AIM: All records must be quoted exactly. Omit the pictures.

DATASET RECORDS:
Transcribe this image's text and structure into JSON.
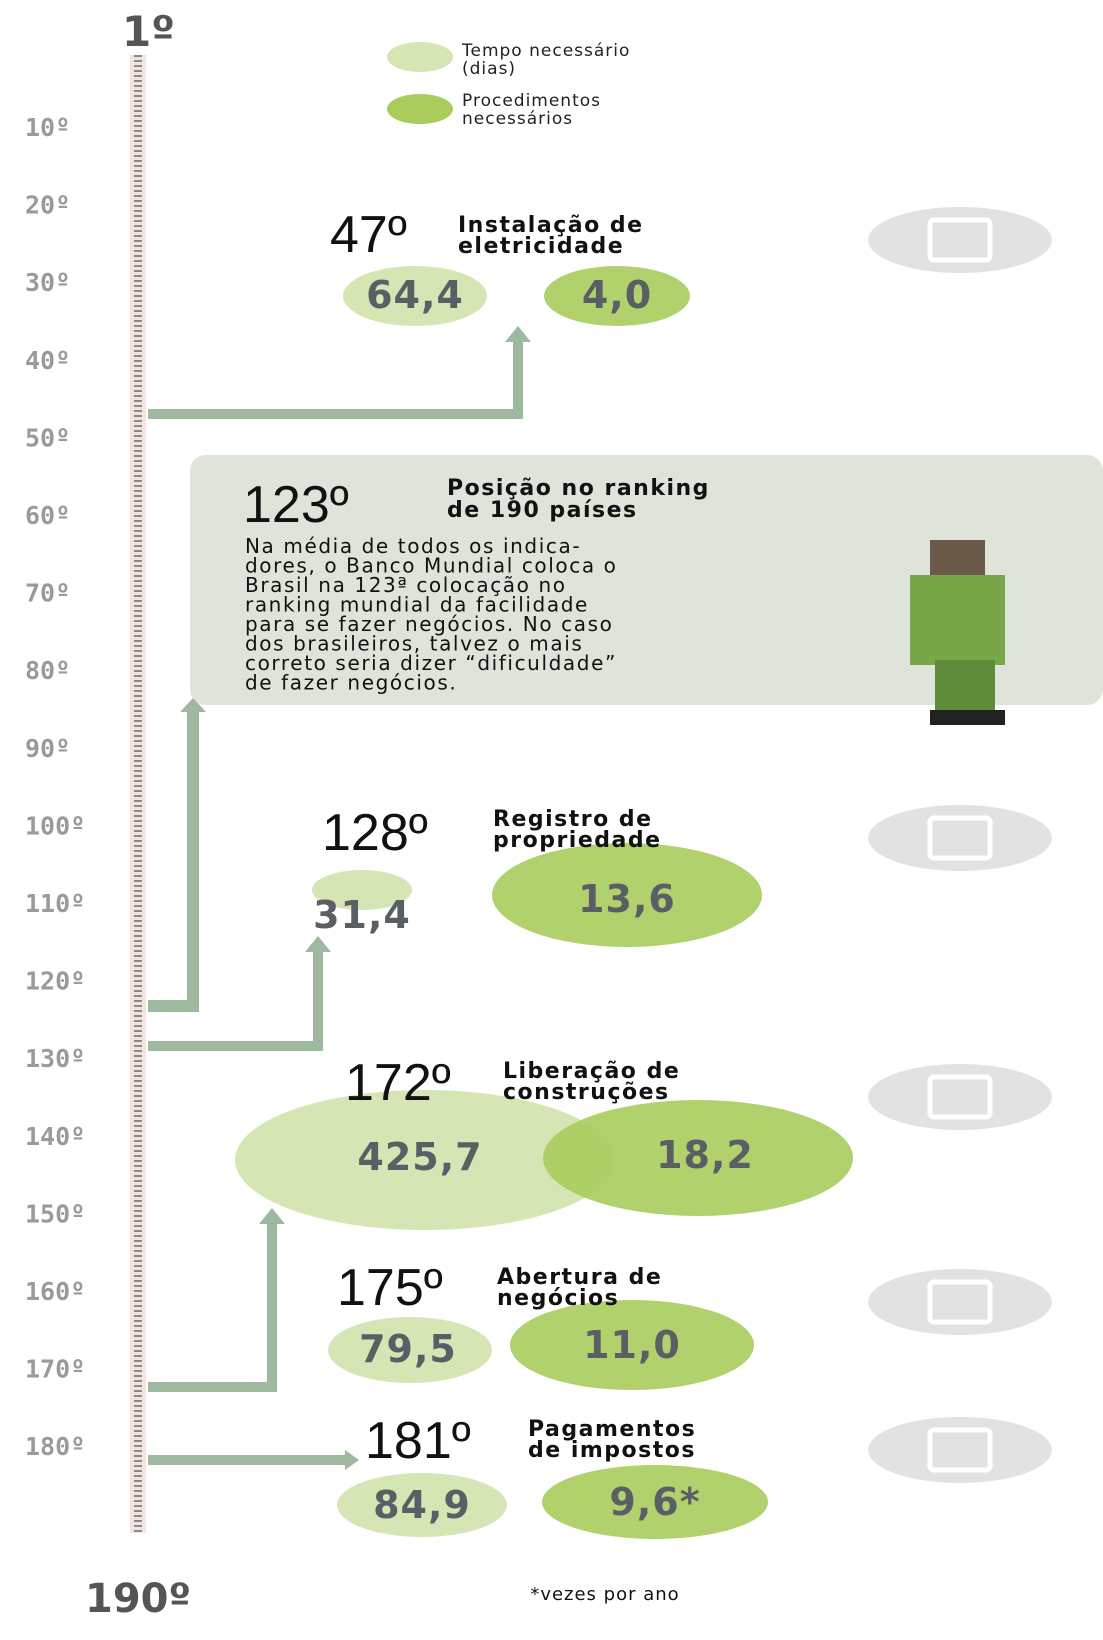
{
  "scale": {
    "top": "1º",
    "bottom": "190º",
    "ticks": [
      "10º",
      "20º",
      "30º",
      "40º",
      "50º",
      "60º",
      "70º",
      "80º",
      "90º",
      "100º",
      "110º",
      "120º",
      "130º",
      "140º",
      "150º",
      "160º",
      "170º",
      "180º"
    ]
  },
  "legend": [
    {
      "label": [
        "Tempo necessário",
        "(dias)"
      ]
    },
    {
      "label": [
        "Procedimentos",
        "necessários"
      ]
    }
  ],
  "summary": {
    "rank": "123º",
    "title": [
      "Posição no ranking",
      "de 190 países"
    ],
    "text": [
      "Na média de todos os indica-",
      "dores, o Banco Mundial coloca o",
      "Brasil na 123ª colocação no",
      "ranking mundial da facilidade",
      "para se fazer negócios. No caso",
      "dos brasileiros, talvez o mais",
      "correto seria dizer “dificuldade”",
      "de fazer negócios."
    ]
  },
  "indicators": [
    {
      "rank": "47º",
      "title": [
        "Instalação de",
        "eletricidade"
      ],
      "days": "64,4",
      "procedures": "4,0"
    },
    {
      "rank": "128º",
      "title": [
        "Registro de",
        "propriedade"
      ],
      "days": "31,4",
      "procedures": "13,6"
    },
    {
      "rank": "172º",
      "title": [
        "Liberação de",
        "construções"
      ],
      "days": "425,7",
      "procedures": "18,2"
    },
    {
      "rank": "175º",
      "title": [
        "Abertura de",
        "negócios"
      ],
      "days": "79,5",
      "procedures": "11,0"
    },
    {
      "rank": "181º",
      "title": [
        "Pagamentos",
        "de impostos"
      ],
      "days": "84,9",
      "procedures": "9,6*"
    }
  ],
  "footnote": "*vezes por ano"
}
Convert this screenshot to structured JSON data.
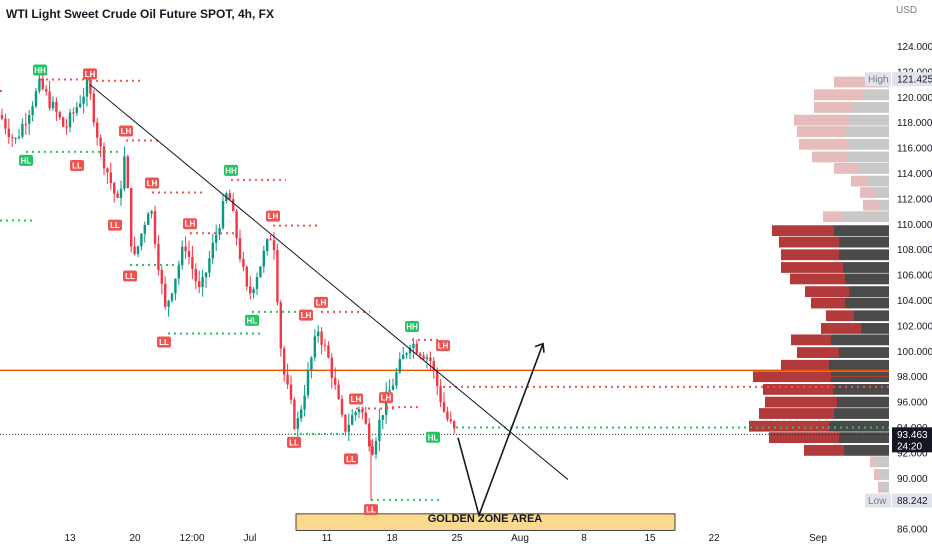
{
  "chart_data": {
    "type": "candlestick",
    "title": "WTI Light Sweet Crude Oil Future SPOT, 4h, FX",
    "currency": "USD",
    "y_range": [
      85.5,
      125
    ],
    "y_ticks": [
      124.0,
      122.0,
      120.0,
      118.0,
      116.0,
      114.0,
      112.0,
      110.0,
      108.0,
      106.0,
      104.0,
      102.0,
      100.0,
      98.0,
      96.0,
      94.0,
      92.0,
      90.0,
      88.0,
      86.0
    ],
    "x_ticks": [
      "13",
      "20",
      "12:00",
      "Jul",
      "11",
      "18",
      "25",
      "Aug",
      "8",
      "15",
      "22",
      "Sep"
    ],
    "price_badges": [
      {
        "label": "High",
        "value": "121.425",
        "price": 121.425
      },
      {
        "label": "Low",
        "value": "88.242",
        "price": 88.242
      }
    ],
    "last_price": {
      "value": "93.463",
      "countdown": "24:20",
      "price": 93.463
    },
    "horizontal_line": {
      "price": 98.5,
      "color": "#e65100"
    },
    "trendline": {
      "from_price": 121.0,
      "to_price": 89.9
    },
    "golden_zone": {
      "label": "GOLDEN ZONE AREA",
      "price_top": 87.2,
      "price_bottom": 85.9,
      "color": "#fbd98d"
    },
    "projection": {
      "start_price": 93.2,
      "low_price": 87.1,
      "target_price": 100.6
    },
    "structure_labels": [
      {
        "text": "HH",
        "kind": "high",
        "price": 121.4
      },
      {
        "text": "LH",
        "kind": "high",
        "price": 121.1
      },
      {
        "text": "HL",
        "kind": "low",
        "price": 115.7
      },
      {
        "text": "LL",
        "kind": "low",
        "price": 115.3
      },
      {
        "text": "LH",
        "kind": "high",
        "price": 116.6
      },
      {
        "text": "LH",
        "kind": "high",
        "price": 112.5
      },
      {
        "text": "LL",
        "kind": "low",
        "price": 110.6
      },
      {
        "text": "LH",
        "kind": "high",
        "price": 109.3
      },
      {
        "text": "LL",
        "kind": "low",
        "price": 106.6
      },
      {
        "text": "HH",
        "kind": "high",
        "price": 113.5
      },
      {
        "text": "LH",
        "kind": "high",
        "price": 109.9
      },
      {
        "text": "LL",
        "kind": "low",
        "price": 101.4
      },
      {
        "text": "HL",
        "kind": "low",
        "price": 103.1
      },
      {
        "text": "LH",
        "kind": "high",
        "price": 103.1
      },
      {
        "text": "LH",
        "kind": "high",
        "price": 102.1
      },
      {
        "text": "LH",
        "kind": "high",
        "price": 95.5
      },
      {
        "text": "LH",
        "kind": "high",
        "price": 95.6
      },
      {
        "text": "LL",
        "kind": "low",
        "price": 93.5
      },
      {
        "text": "LL",
        "kind": "low",
        "price": 92.2
      },
      {
        "text": "HH",
        "kind": "high",
        "price": 101.2
      },
      {
        "text": "LH",
        "kind": "high",
        "price": 99.7
      },
      {
        "text": "HL",
        "kind": "low",
        "price": 93.9
      },
      {
        "text": "LL",
        "kind": "low",
        "price": 88.2
      }
    ],
    "volume_profile": "buy/sell volume by price, upper rows faded, lower rows highlighted",
    "colors": {
      "up": "#089981",
      "down": "#f23645",
      "profile_up": "#4a4a4a",
      "profile_down": "#b23a3a",
      "hh_hl": "#22c55e",
      "ll_lh": "#ef5350",
      "trendline": "#131722"
    }
  }
}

SOLUTION TO THIS TASK:
Transcribe this image's text and structure into JSON.
{
  "scale": {
    "top": "1º",
    "bottom": "190º",
    "ticks": [
      "10º",
      "20º",
      "30º",
      "40º",
      "50º",
      "60º",
      "70º",
      "80º",
      "90º",
      "100º",
      "110º",
      "120º",
      "130º",
      "140º",
      "150º",
      "160º",
      "170º",
      "180º"
    ]
  },
  "legend": [
    {
      "label": [
        "Tempo necessário",
        "(dias)"
      ]
    },
    {
      "label": [
        "Procedimentos",
        "necessários"
      ]
    }
  ],
  "summary": {
    "rank": "123º",
    "title": [
      "Posição no ranking",
      "de 190 países"
    ],
    "text": [
      "Na média de todos os indica-",
      "dores, o Banco Mundial coloca o",
      "Brasil na 123ª colocação no",
      "ranking mundial da facilidade",
      "para se fazer negócios. No caso",
      "dos brasileiros, talvez o mais",
      "correto seria dizer “dificuldade”",
      "de fazer negócios."
    ]
  },
  "indicators": [
    {
      "rank": "47º",
      "title": [
        "Instalação de",
        "eletricidade"
      ],
      "days": "64,4",
      "procedures": "4,0"
    },
    {
      "rank": "128º",
      "title": [
        "Registro de",
        "propriedade"
      ],
      "days": "31,4",
      "procedures": "13,6"
    },
    {
      "rank": "172º",
      "title": [
        "Liberação de",
        "construções"
      ],
      "days": "425,7",
      "procedures": "18,2"
    },
    {
      "rank": "175º",
      "title": [
        "Abertura de",
        "negócios"
      ],
      "days": "79,5",
      "procedures": "11,0"
    },
    {
      "rank": "181º",
      "title": [
        "Pagamentos",
        "de impostos"
      ],
      "days": "84,9",
      "procedures": "9,6*"
    }
  ],
  "footnote": "*vezes por ano"
}
Convert this screenshot to structured JSON data.
{
  "chart_data": {
    "type": "candlestick",
    "title": "WTI Light Sweet Crude Oil Future SPOT, 4h, FX",
    "currency": "USD",
    "y_range": [
      85.5,
      125
    ],
    "y_ticks": [
      124.0,
      122.0,
      120.0,
      118.0,
      116.0,
      114.0,
      112.0,
      110.0,
      108.0,
      106.0,
      104.0,
      102.0,
      100.0,
      98.0,
      96.0,
      94.0,
      92.0,
      90.0,
      88.0,
      86.0
    ],
    "x_ticks": [
      "13",
      "20",
      "12:00",
      "Jul",
      "11",
      "18",
      "25",
      "Aug",
      "8",
      "15",
      "22",
      "Sep"
    ],
    "price_badges": [
      {
        "label": "High",
        "value": "121.425",
        "price": 121.425
      },
      {
        "label": "Low",
        "value": "88.242",
        "price": 88.242
      }
    ],
    "last_price": {
      "value": "93.463",
      "countdown": "24:20",
      "price": 93.463
    },
    "horizontal_line": {
      "price": 98.5,
      "color": "#e65100"
    },
    "trendline": {
      "from_price": 121.0,
      "to_price": 89.9
    },
    "golden_zone": {
      "label": "GOLDEN ZONE AREA",
      "price_top": 87.2,
      "price_bottom": 85.9,
      "color": "#fbd98d"
    },
    "projection": {
      "start_price": 93.2,
      "low_price": 87.1,
      "target_price": 100.6
    },
    "structure_labels": [
      {
        "text": "HH",
        "kind": "high",
        "price": 121.4
      },
      {
        "text": "LH",
        "kind": "high",
        "price": 121.1
      },
      {
        "text": "HL",
        "kind": "low",
        "price": 115.7
      },
      {
        "text": "LL",
        "kind": "low",
        "price": 115.3
      },
      {
        "text": "LH",
        "kind": "high",
        "price": 116.6
      },
      {
        "text": "LH",
        "kind": "high",
        "price": 112.5
      },
      {
        "text": "LL",
        "kind": "low",
        "price": 110.6
      },
      {
        "text": "LH",
        "kind": "high",
        "price": 109.3
      },
      {
        "text": "LL",
        "kind": "low",
        "price": 106.6
      },
      {
        "text": "HH",
        "kind": "high",
        "price": 113.5
      },
      {
        "text": "LH",
        "kind": "high",
        "price": 109.9
      },
      {
        "text": "LL",
        "kind": "low",
        "price": 101.4
      },
      {
        "text": "HL",
        "kind": "low",
        "price": 103.1
      },
      {
        "text": "LH",
        "kind": "high",
        "price": 103.1
      },
      {
        "text": "LH",
        "kind": "high",
        "price": 102.1
      },
      {
        "text": "LH",
        "kind": "high",
        "price": 95.5
      },
      {
        "text": "LH",
        "kind": "high",
        "price": 95.6
      },
      {
        "text": "LL",
        "kind": "low",
        "price": 93.5
      },
      {
        "text": "LL",
        "kind": "low",
        "price": 92.2
      },
      {
        "text": "HH",
        "kind": "high",
        "price": 101.2
      },
      {
        "text": "LH",
        "kind": "high",
        "price": 99.7
      },
      {
        "text": "HL",
        "kind": "low",
        "price": 93.9
      },
      {
        "text": "LL",
        "kind": "low",
        "price": 88.2
      }
    ],
    "volume_profile": "buy/sell volume by price, upper rows faded, lower rows highlighted",
    "colors": {
      "up": "#089981",
      "down": "#f23645",
      "profile_up": "#4a4a4a",
      "profile_down": "#b23a3a",
      "hh_hl": "#22c55e",
      "ll_lh": "#ef5350",
      "trendline": "#131722"
    }
  }
}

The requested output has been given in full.